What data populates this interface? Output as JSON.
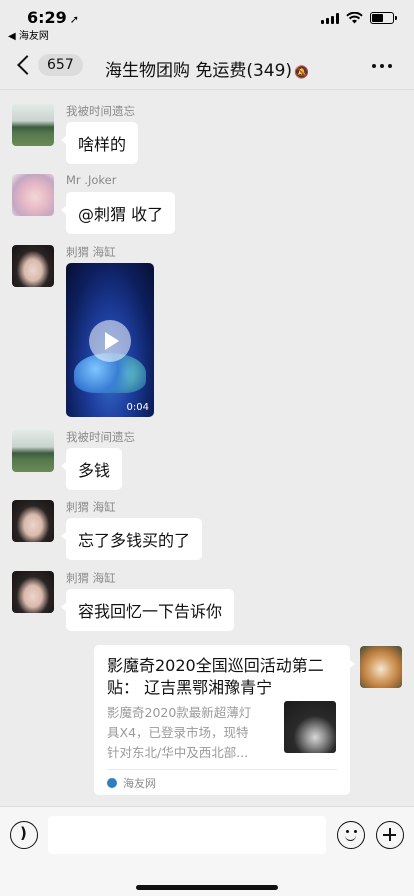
{
  "status_bar": {
    "time": "6:29",
    "location_glyph": "➚",
    "back_app": "◀ 海友网"
  },
  "nav": {
    "unread_count": "657",
    "title": "海生物团购 免运费(349)",
    "mute_icon": "bell-slash-icon"
  },
  "messages": [
    {
      "sender": "我被时间遗忘",
      "text": "啥样的",
      "avatar": "landscape"
    },
    {
      "sender": "Mr .Joker",
      "text": "@刺猬 收了",
      "avatar": "anime"
    },
    {
      "sender": "刺猬 海缸",
      "type": "video",
      "duration": "0:04",
      "avatar": "girl"
    },
    {
      "sender": "我被时间遗忘",
      "text": "多钱",
      "avatar": "landscape"
    },
    {
      "sender": "刺猬 海缸",
      "text": "忘了多钱买的了",
      "avatar": "girl"
    },
    {
      "sender": "刺猬 海缸",
      "text": "容我回忆一下告诉你",
      "avatar": "girl"
    }
  ],
  "link_card": {
    "title": "影魔奇2020全国巡回活动第二贴： 辽吉黑鄂湘豫青宁",
    "description": "影魔奇2020款最新超薄灯\n具X4，已登录市场，现特\n针对东北/华中及西北部...",
    "source": "海友网"
  },
  "colors": {
    "background": "#ececec",
    "bubble": "#ffffff",
    "sender_text": "#8a8a8a"
  }
}
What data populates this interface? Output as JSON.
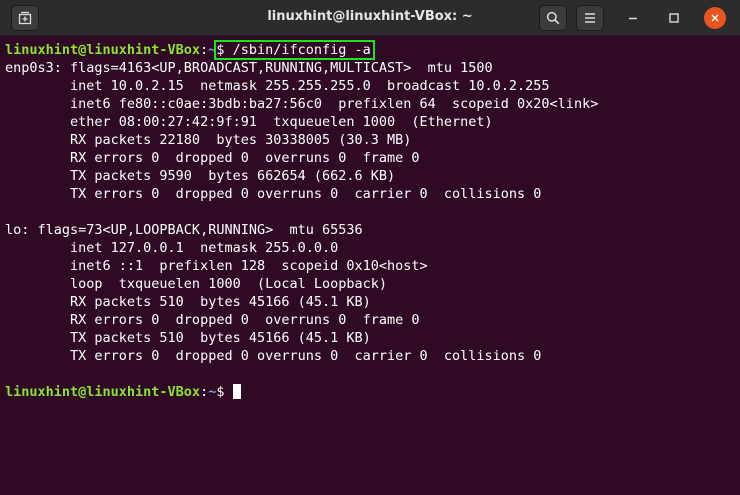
{
  "window": {
    "title": "linuxhint@linuxhint-VBox: ~"
  },
  "titlebar_icons": {
    "new_tab": "new-tab-icon",
    "search": "search-icon",
    "menu": "hamburger-menu-icon",
    "minimize": "minimize-icon",
    "maximize": "maximize-icon",
    "close": "close-icon"
  },
  "colors": {
    "terminal_bg": "#300a24",
    "prompt_user": "#8ae234",
    "prompt_path": "#729fcf",
    "highlight_box": "#19e619",
    "close_button": "#e95420"
  },
  "terminal": {
    "prompt1": {
      "user": "linuxhint@linuxhint-VBox",
      "sep": ":",
      "path": "~",
      "command": "$ /sbin/ifconfig -a"
    },
    "output": [
      "enp0s3: flags=4163<UP,BROADCAST,RUNNING,MULTICAST>  mtu 1500",
      "        inet 10.0.2.15  netmask 255.255.255.0  broadcast 10.0.2.255",
      "        inet6 fe80::c0ae:3bdb:ba27:56c0  prefixlen 64  scopeid 0x20<link>",
      "        ether 08:00:27:42:9f:91  txqueuelen 1000  (Ethernet)",
      "        RX packets 22180  bytes 30338005 (30.3 MB)",
      "        RX errors 0  dropped 0  overruns 0  frame 0",
      "        TX packets 9590  bytes 662654 (662.6 KB)",
      "        TX errors 0  dropped 0 overruns 0  carrier 0  collisions 0",
      "",
      "lo: flags=73<UP,LOOPBACK,RUNNING>  mtu 65536",
      "        inet 127.0.0.1  netmask 255.0.0.0",
      "        inet6 ::1  prefixlen 128  scopeid 0x10<host>",
      "        loop  txqueuelen 1000  (Local Loopback)",
      "        RX packets 510  bytes 45166 (45.1 KB)",
      "        RX errors 0  dropped 0  overruns 0  frame 0",
      "        TX packets 510  bytes 45166 (45.1 KB)",
      "        TX errors 0  dropped 0 overruns 0  carrier 0  collisions 0",
      ""
    ],
    "prompt2": {
      "user": "linuxhint@linuxhint-VBox",
      "sep": ":",
      "path": "~",
      "command": "$ "
    }
  }
}
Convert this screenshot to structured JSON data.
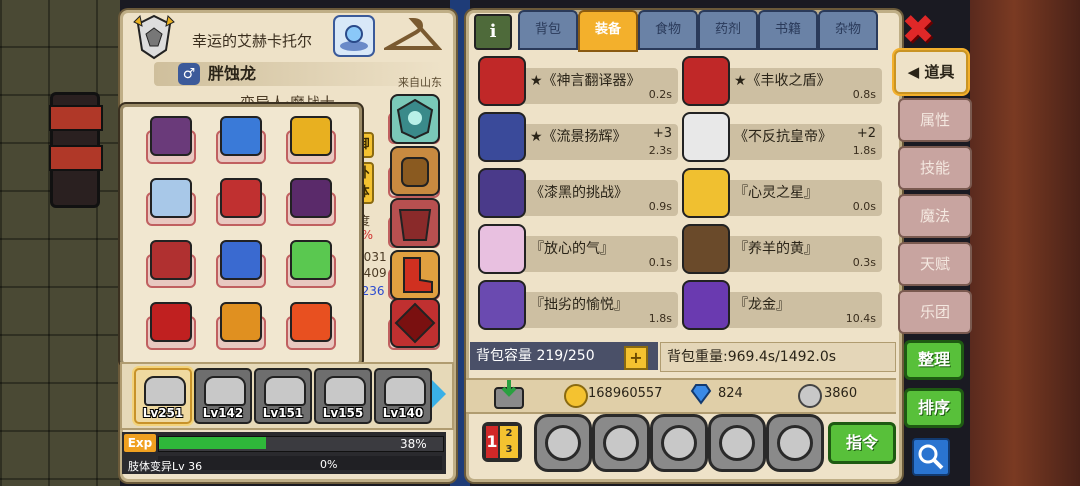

# # # # #

■ WRITTEN PROBLEM
Quote the listing above in full, except for the pictures.

■ WRITTEN RESPONSE
What data populates this interface? Output as JSON.
{
  "status_bar": {
    "time": "6:29",
    "location_glyph": "➚",
    "back_app": "◀ 海友网"
  },
  "nav": {
    "unread_count": "657",
    "title": "海生物团购 免运费(349)",
    "mute_icon": "bell-slash-icon"
  },
  "messages": [
    {
      "sender": "我被时间遗忘",
      "text": "啥样的",
      "avatar": "landscape"
    },
    {
      "sender": "Mr .Joker",
      "text": "@刺猬 收了",
      "avatar": "anime"
    },
    {
      "sender": "刺猬 海缸",
      "type": "video",
      "duration": "0:04",
      "avatar": "girl"
    },
    {
      "sender": "我被时间遗忘",
      "text": "多钱",
      "avatar": "landscape"
    },
    {
      "sender": "刺猬 海缸",
      "text": "忘了多钱买的了",
      "avatar": "girl"
    },
    {
      "sender": "刺猬 海缸",
      "text": "容我回忆一下告诉你",
      "avatar": "girl"
    }
  ],
  "link_card": {
    "title": "影魔奇2020全国巡回活动第二贴： 辽吉黑鄂湘豫青宁",
    "description": "影魔奇2020款最新超薄灯\n具X4，已登录市场，现特\n针对东北/华中及西北部...",
    "source": "海友网"
  },
  "colors": {
    "background": "#ececec",
    "bubble": "#ffffff",
    "sender_text": "#8a8a8a"
  }
}
What data populates this interface? Output as JSON.
{
  "window": {
    "title": "linuxhint@linuxhint-VBox: ~"
  },
  "titlebar_icons": {
    "new_tab": "new-tab-icon",
    "search": "search-icon",
    "menu": "hamburger-menu-icon",
    "minimize": "minimize-icon",
    "maximize": "maximize-icon",
    "close": "close-icon"
  },
  "colors": {
    "terminal_bg": "#300a24",
    "prompt_user": "#8ae234",
    "prompt_path": "#729fcf",
    "highlight_box": "#19e619",
    "close_button": "#e95420"
  },
  "terminal": {
    "prompt1": {
      "user": "linuxhint@linuxhint-VBox",
      "sep": ":",
      "path": "~",
      "command": "$ /sbin/ifconfig -a"
    },
    "output": [
      "enp0s3: flags=4163<UP,BROADCAST,RUNNING,MULTICAST>  mtu 1500",
      "        inet 10.0.2.15  netmask 255.255.255.0  broadcast 10.0.2.255",
      "        inet6 fe80::c0ae:3bdb:ba27:56c0  prefixlen 64  scopeid 0x20<link>",
      "        ether 08:00:27:42:9f:91  txqueuelen 1000  (Ethernet)",
      "        RX packets 22180  bytes 30338005 (30.3 MB)",
      "        RX errors 0  dropped 0  overruns 0  frame 0",
      "        TX packets 9590  bytes 662654 (662.6 KB)",
      "        TX errors 0  dropped 0 overruns 0  carrier 0  collisions 0",
      "",
      "lo: flags=73<UP,LOOPBACK,RUNNING>  mtu 65536",
      "        inet 127.0.0.1  netmask 255.0.0.0",
      "        inet6 ::1  prefixlen 128  scopeid 0x10<host>",
      "        loop  txqueuelen 1000  (Local Loopback)",
      "        RX packets 510  bytes 45166 (45.1 KB)",
      "        RX errors 0  dropped 0  overruns 0  frame 0",
      "        TX packets 510  bytes 45166 (45.1 KB)",
      "        TX errors 0  dropped 0 overruns 0  carrier 0  collisions 0",
      ""
    ],
    "prompt2": {
      "user": "linuxhint@linuxhint-VBox",
      "sep": ":",
      "path": "~",
      "command": "$ "
    }
  }
}
Convert this screenshot to structured JSON data.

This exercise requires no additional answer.